[Items from a figure collection]
begin

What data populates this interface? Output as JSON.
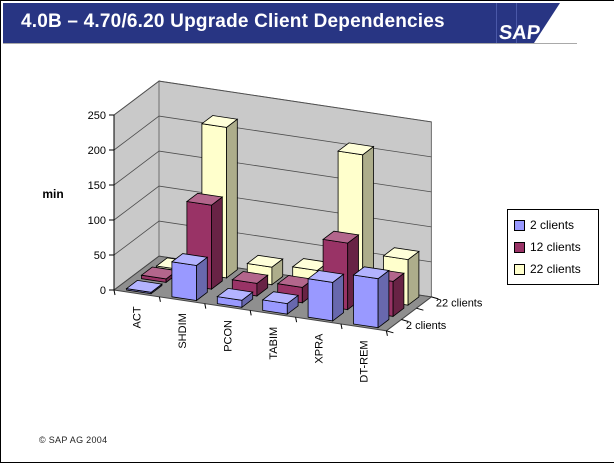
{
  "header": {
    "title": "4.0B – 4.70/6.20 Upgrade Client Dependencies",
    "logo_text": "SAP"
  },
  "footer": {
    "copyright": "© SAP AG 2004"
  },
  "colors": {
    "header_bg": "#283583",
    "wall": "#C9C9C9",
    "floor": "#8F8F8F",
    "series_2_clients": "#9999FF",
    "series_12_clients": "#993366",
    "series_22_clients": "#FFFFCC"
  },
  "chart_data": {
    "type": "bar",
    "subtype": "3d-column",
    "title": "",
    "ylabel": "min",
    "xlabel": "",
    "categories": [
      "ACT",
      "SHDIM",
      "PCON",
      "TABIM",
      "XPRA",
      "DT-REM"
    ],
    "series": [
      {
        "name": "2 clients",
        "color": "#9999FF",
        "values": [
          2,
          50,
          10,
          15,
          55,
          70
        ]
      },
      {
        "name": "12 clients",
        "color": "#993366",
        "values": [
          5,
          120,
          18,
          22,
          95,
          50
        ]
      },
      {
        "name": "22 clients",
        "color": "#FFFFCC",
        "values": [
          2,
          215,
          25,
          30,
          205,
          65
        ]
      }
    ],
    "ylim": [
      0,
      250
    ],
    "ytick_step": 50,
    "yticks": [
      "0",
      "50",
      "100",
      "150",
      "200",
      "250"
    ],
    "depth_axis_labels": [
      "2 clients",
      "22 clients"
    ],
    "legend_position": "right",
    "grid": true
  }
}
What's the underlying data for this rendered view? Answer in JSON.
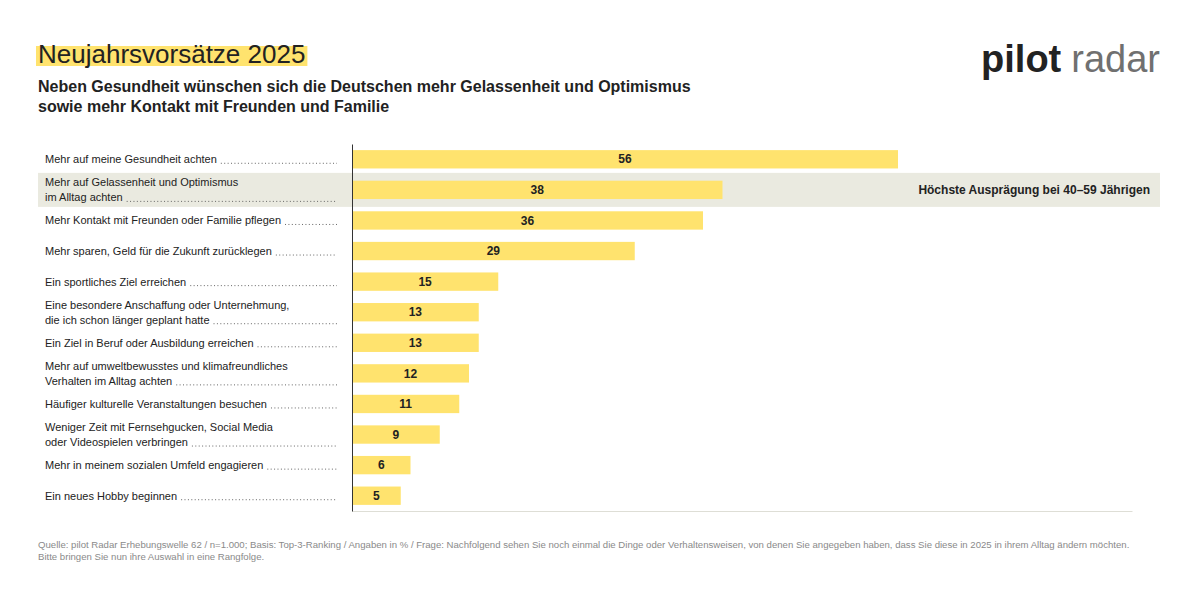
{
  "chart_data": {
    "type": "bar",
    "orientation": "horizontal",
    "title": "Neujahrsvorsätze 2025",
    "subtitle": [
      "Neben Gesundheit wünschen sich die Deutschen mehr Gelassenheit und Optimismus",
      "sowie mehr Kontakt mit Freunden und Familie"
    ],
    "brand": "pilot radar",
    "categories": [
      "Mehr auf meine Gesundheit achten",
      "Mehr auf Gelassenheit und Optimismus\nim Alltag achten",
      "Mehr Kontakt mit Freunden oder Familie pflegen",
      "Mehr sparen, Geld für die Zukunft zurücklegen",
      "Ein sportliches Ziel erreichen",
      "Eine besondere Anschaffung oder Unternehmung,\ndie ich schon länger geplant hatte",
      "Ein Ziel in Beruf oder Ausbildung erreichen",
      "Mehr auf umweltbewusstes und klimafreundliches\nVerhalten im Alltag achten",
      "Häufiger kulturelle Veranstaltungen besuchen",
      "Weniger Zeit mit Fernsehgucken, Social Media\noder Videospielen verbringen",
      "Mehr in meinem sozialen Umfeld engagieren",
      "Ein neues Hobby beginnen"
    ],
    "values": [
      56,
      38,
      36,
      29,
      15,
      13,
      13,
      12,
      11,
      9,
      6,
      5
    ],
    "color": "#ffe36e",
    "xlim": [
      0,
      80
    ],
    "xticks": [],
    "grid": false,
    "data_labels": true,
    "tick_labels": "y",
    "annotations": [
      {
        "category": "Mehr auf Gelassenheit und Optimismus\nim Alltag achten",
        "text": "Höchste Ausprägung bei 40–59 Jährigen"
      }
    ],
    "source": [
      "Quelle: pilot Radar Erhebungswelle 62 / n=1.000; Basis: Top-3-Ranking / Angaben in % / Frage: Nachfolgend sehen Sie noch einmal die Dinge oder Verhaltensweisen, von denen Sie angegeben haben, dass Sie diese in 2025 in ihrem Alltag ändern möchten.",
      "Bitte bringen Sie nun ihre Auswahl in eine Rangfolge."
    ]
  }
}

end

Pull out each line holding the string "What".

What data populates this interface? Output as JSON.
What's the underlying data for this rendered view? Answer in JSON.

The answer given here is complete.